START Records for this task

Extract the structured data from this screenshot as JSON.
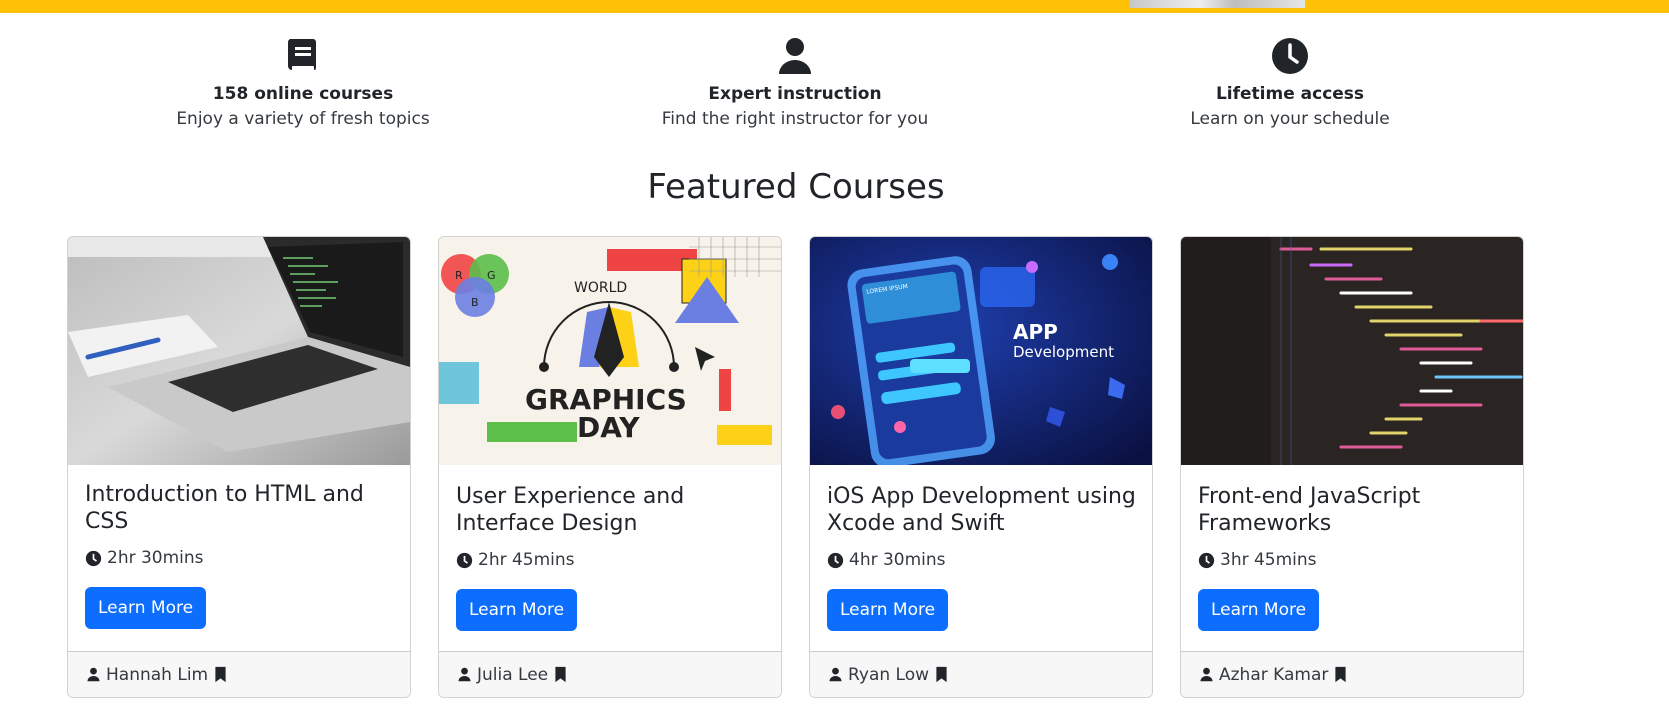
{
  "features": [
    {
      "icon": "book-icon",
      "title": "158 online courses",
      "subtitle": "Enjoy a variety of fresh topics"
    },
    {
      "icon": "user-icon",
      "title": "Expert instruction",
      "subtitle": "Find the right instructor for you"
    },
    {
      "icon": "clock-icon",
      "title": "Lifetime access",
      "subtitle": "Learn on your schedule"
    }
  ],
  "section_title": "Featured Courses",
  "courses": [
    {
      "title": "Introduction to HTML and CSS",
      "duration": "2hr 30mins",
      "button": "Learn More",
      "instructor": "Hannah Lim",
      "image": "laptop-photo"
    },
    {
      "title": "User Experience and Interface Design",
      "duration": "2hr 45mins",
      "button": "Learn More",
      "instructor": "Julia Lee",
      "image": "graphics-day-illustration"
    },
    {
      "title": "iOS App Development using Xcode and Swift",
      "duration": "4hr 30mins",
      "button": "Learn More",
      "instructor": "Ryan Low",
      "image": "app-development-illustration"
    },
    {
      "title": "Front-end JavaScript Frameworks",
      "duration": "3hr 45mins",
      "button": "Learn More",
      "instructor": "Azhar Kamar",
      "image": "code-screen-photo"
    }
  ],
  "image_text": {
    "graphics_world": "WORLD",
    "graphics_line1": "GRAPHICS",
    "graphics_line2": "DAY",
    "rgb_r": "R",
    "rgb_g": "G",
    "rgb_b": "B",
    "app_title": "APP",
    "app_subtitle": "Development",
    "app_screen_label": "LOREM IPSUM"
  },
  "colors": {
    "accent_yellow": "#ffc107",
    "primary_button": "#0d6efd",
    "text_dark": "#212529"
  }
}
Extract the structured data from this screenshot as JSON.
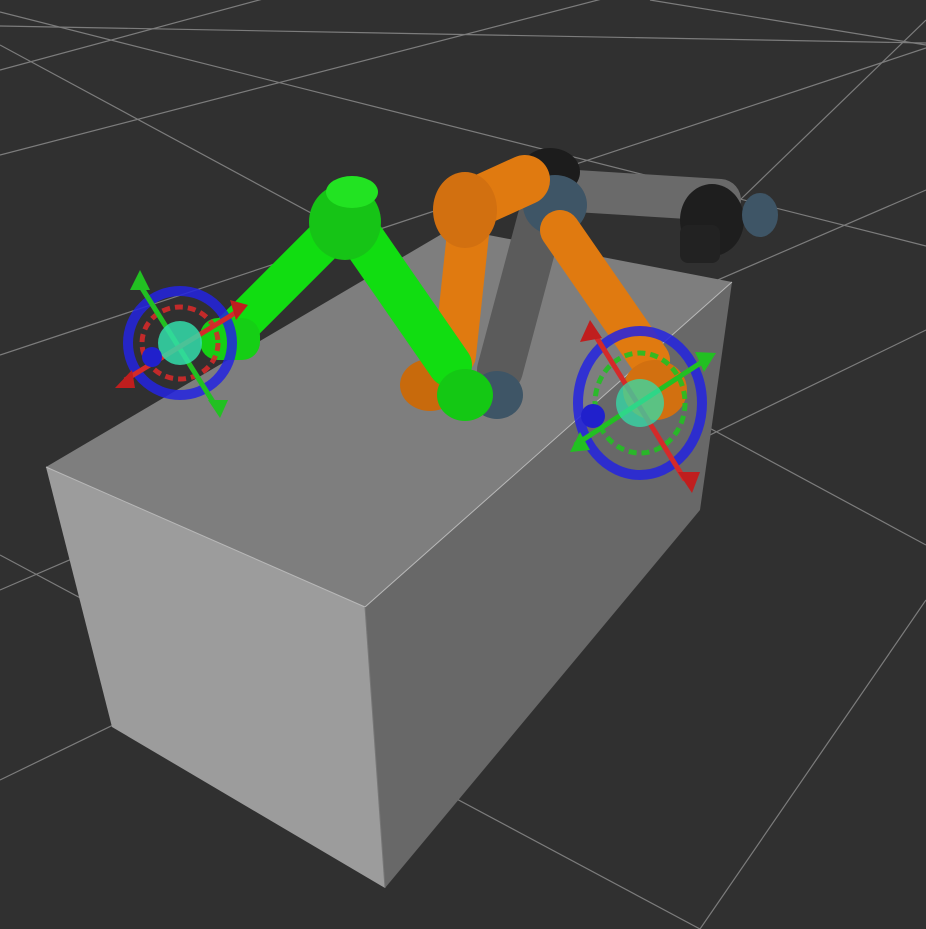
{
  "viewport": {
    "background": "#303030",
    "grid_color": "#8a8a8a",
    "has_text": false
  },
  "scene": {
    "table": {
      "top": "#7e7e7e",
      "front": "#9a9a9a",
      "side": "#6a6a6a"
    },
    "arms": [
      {
        "name": "arm-green",
        "color": "#11dd11",
        "state": "goal"
      },
      {
        "name": "arm-orange",
        "color": "#e07a10",
        "state": "goal"
      },
      {
        "name": "arm-dark",
        "color": "#5e5e5e",
        "accent": "#3e5566",
        "state": "current"
      }
    ],
    "markers": [
      {
        "name": "interactive-marker-left",
        "ring": "#2323e0",
        "x_axis": "#d42a2a",
        "y_axis": "#22c022",
        "handle": "#33ddaa"
      },
      {
        "name": "interactive-marker-right",
        "ring": "#2323e0",
        "x_axis": "#d42a2a",
        "y_axis": "#22c022",
        "handle": "#33ddaa"
      }
    ]
  }
}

END Records for this task

* **Objective**: Reproduce the entries above without change, omitting all pictures.

* **Answer to this exercise**:
Extract the structured data from this screenshot as JSON.
{
  "features": [
    {
      "icon": "book-icon",
      "title": "158 online courses",
      "subtitle": "Enjoy a variety of fresh topics"
    },
    {
      "icon": "user-icon",
      "title": "Expert instruction",
      "subtitle": "Find the right instructor for you"
    },
    {
      "icon": "clock-icon",
      "title": "Lifetime access",
      "subtitle": "Learn on your schedule"
    }
  ],
  "section_title": "Featured Courses",
  "courses": [
    {
      "title": "Introduction to HTML and CSS",
      "duration": "2hr 30mins",
      "button": "Learn More",
      "instructor": "Hannah Lim",
      "image": "laptop-photo"
    },
    {
      "title": "User Experience and Interface Design",
      "duration": "2hr 45mins",
      "button": "Learn More",
      "instructor": "Julia Lee",
      "image": "graphics-day-illustration"
    },
    {
      "title": "iOS App Development using Xcode and Swift",
      "duration": "4hr 30mins",
      "button": "Learn More",
      "instructor": "Ryan Low",
      "image": "app-development-illustration"
    },
    {
      "title": "Front-end JavaScript Frameworks",
      "duration": "3hr 45mins",
      "button": "Learn More",
      "instructor": "Azhar Kamar",
      "image": "code-screen-photo"
    }
  ],
  "image_text": {
    "graphics_world": "WORLD",
    "graphics_line1": "GRAPHICS",
    "graphics_line2": "DAY",
    "rgb_r": "R",
    "rgb_g": "G",
    "rgb_b": "B",
    "app_title": "APP",
    "app_subtitle": "Development",
    "app_screen_label": "LOREM IPSUM"
  },
  "colors": {
    "accent_yellow": "#ffc107",
    "primary_button": "#0d6efd",
    "text_dark": "#212529"
  }
}
Extract the structured data from this screenshot as JSON.
{
  "viewport": {
    "background": "#303030",
    "grid_color": "#8a8a8a",
    "has_text": false
  },
  "scene": {
    "table": {
      "top": "#7e7e7e",
      "front": "#9a9a9a",
      "side": "#6a6a6a"
    },
    "arms": [
      {
        "name": "arm-green",
        "color": "#11dd11",
        "state": "goal"
      },
      {
        "name": "arm-orange",
        "color": "#e07a10",
        "state": "goal"
      },
      {
        "name": "arm-dark",
        "color": "#5e5e5e",
        "accent": "#3e5566",
        "state": "current"
      }
    ],
    "markers": [
      {
        "name": "interactive-marker-left",
        "ring": "#2323e0",
        "x_axis": "#d42a2a",
        "y_axis": "#22c022",
        "handle": "#33ddaa"
      },
      {
        "name": "interactive-marker-right",
        "ring": "#2323e0",
        "x_axis": "#d42a2a",
        "y_axis": "#22c022",
        "handle": "#33ddaa"
      }
    ]
  }
}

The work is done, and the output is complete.